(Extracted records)

--------------------------------

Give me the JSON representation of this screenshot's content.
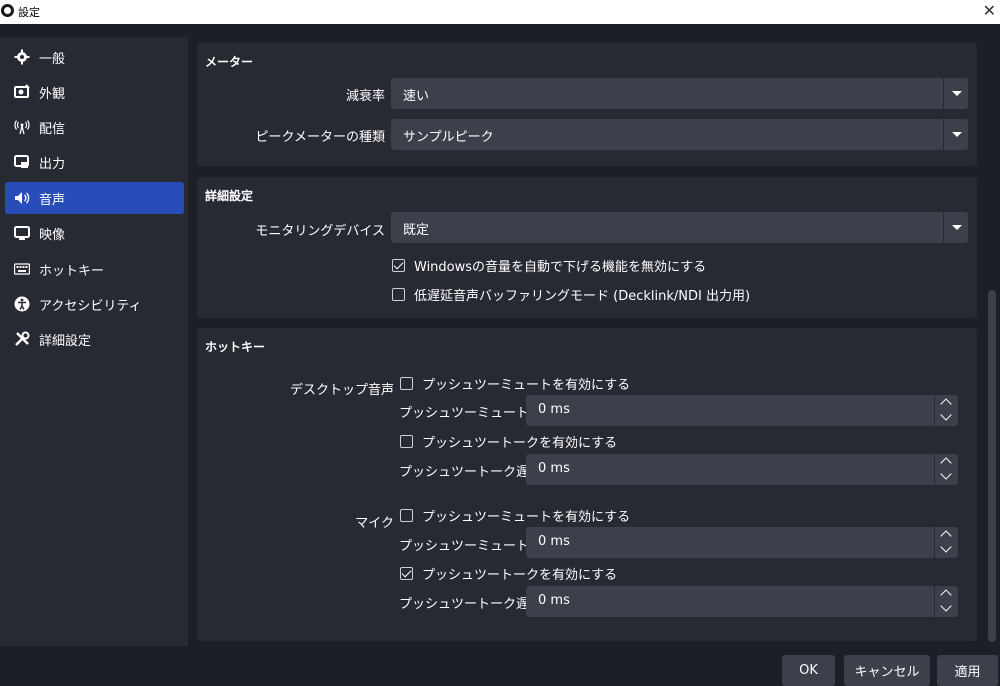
{
  "window": {
    "title": "設定",
    "close_icon": "close-icon"
  },
  "sidebar": {
    "items": [
      {
        "label": "一般",
        "icon": "gear-icon"
      },
      {
        "label": "外観",
        "icon": "appearance-icon"
      },
      {
        "label": "配信",
        "icon": "broadcast-icon"
      },
      {
        "label": "出力",
        "icon": "output-icon"
      },
      {
        "label": "音声",
        "icon": "speaker-icon",
        "active": true
      },
      {
        "label": "映像",
        "icon": "monitor-icon"
      },
      {
        "label": "ホットキー",
        "icon": "keyboard-icon"
      },
      {
        "label": "アクセシビリティ",
        "icon": "accessibility-icon"
      },
      {
        "label": "詳細設定",
        "icon": "tools-icon"
      }
    ]
  },
  "meter": {
    "title": "メーター",
    "decay_label": "減衰率",
    "decay_value": "速い",
    "type_label": "ピークメーターの種類",
    "type_value": "サンプルピーク"
  },
  "advanced": {
    "title": "詳細設定",
    "monitoring_label": "モニタリングデバイス",
    "monitoring_value": "既定",
    "ducking_label": "Windowsの音量を自動で下げる機能を無効にする",
    "ducking_checked": true,
    "lowlatency_label": "低遅延音声バッファリングモード (Decklink/NDI 出力用)",
    "lowlatency_checked": false
  },
  "hotkeys": {
    "title": "ホットキー",
    "desktop": {
      "label": "デスクトップ音声",
      "ptm_label": "プッシュツーミュートを有効にする",
      "ptm_checked": false,
      "ptm_delay_label": "プッシュツーミュート遅延",
      "ptm_delay_value": "0 ms",
      "ptt_label": "プッシュツートークを有効にする",
      "ptt_checked": false,
      "ptt_delay_label": "プッシュツートーク遅延",
      "ptt_delay_value": "0 ms"
    },
    "mic": {
      "label": "マイク",
      "ptm_label": "プッシュツーミュートを有効にする",
      "ptm_checked": false,
      "ptm_delay_label": "プッシュツーミュート遅延",
      "ptm_delay_value": "0 ms",
      "ptt_label": "プッシュツートークを有効にする",
      "ptt_checked": true,
      "ptt_delay_label": "プッシュツートーク遅延",
      "ptt_delay_value": "0 ms"
    }
  },
  "footer": {
    "ok": "OK",
    "cancel": "キャンセル",
    "apply": "適用"
  },
  "colors": {
    "background": "#1d1f26",
    "panel": "#272a33",
    "control": "#3c404b",
    "accent": "#284cb8"
  }
}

--------------------------------

* **Directive**: Your task is to repeat the data above exactly while excluding the pictures.

* **Response**:
Give me the JSON representation of this screenshot's content.
{
  "window": {
    "title": "設定",
    "close_icon": "close-icon"
  },
  "sidebar": {
    "items": [
      {
        "label": "一般",
        "icon": "gear-icon"
      },
      {
        "label": "外観",
        "icon": "appearance-icon"
      },
      {
        "label": "配信",
        "icon": "broadcast-icon"
      },
      {
        "label": "出力",
        "icon": "output-icon"
      },
      {
        "label": "音声",
        "icon": "speaker-icon",
        "active": true
      },
      {
        "label": "映像",
        "icon": "monitor-icon"
      },
      {
        "label": "ホットキー",
        "icon": "keyboard-icon"
      },
      {
        "label": "アクセシビリティ",
        "icon": "accessibility-icon"
      },
      {
        "label": "詳細設定",
        "icon": "tools-icon"
      }
    ]
  },
  "meter": {
    "title": "メーター",
    "decay_label": "減衰率",
    "decay_value": "速い",
    "type_label": "ピークメーターの種類",
    "type_value": "サンプルピーク"
  },
  "advanced": {
    "title": "詳細設定",
    "monitoring_label": "モニタリングデバイス",
    "monitoring_value": "既定",
    "ducking_label": "Windowsの音量を自動で下げる機能を無効にする",
    "ducking_checked": true,
    "lowlatency_label": "低遅延音声バッファリングモード (Decklink/NDI 出力用)",
    "lowlatency_checked": false
  },
  "hotkeys": {
    "title": "ホットキー",
    "desktop": {
      "label": "デスクトップ音声",
      "ptm_label": "プッシュツーミュートを有効にする",
      "ptm_checked": false,
      "ptm_delay_label": "プッシュツーミュート遅延",
      "ptm_delay_value": "0 ms",
      "ptt_label": "プッシュツートークを有効にする",
      "ptt_checked": false,
      "ptt_delay_label": "プッシュツートーク遅延",
      "ptt_delay_value": "0 ms"
    },
    "mic": {
      "label": "マイク",
      "ptm_label": "プッシュツーミュートを有効にする",
      "ptm_checked": false,
      "ptm_delay_label": "プッシュツーミュート遅延",
      "ptm_delay_value": "0 ms",
      "ptt_label": "プッシュツートークを有効にする",
      "ptt_checked": true,
      "ptt_delay_label": "プッシュツートーク遅延",
      "ptt_delay_value": "0 ms"
    }
  },
  "footer": {
    "ok": "OK",
    "cancel": "キャンセル",
    "apply": "適用"
  },
  "colors": {
    "background": "#1d1f26",
    "panel": "#272a33",
    "control": "#3c404b",
    "accent": "#284cb8"
  }
}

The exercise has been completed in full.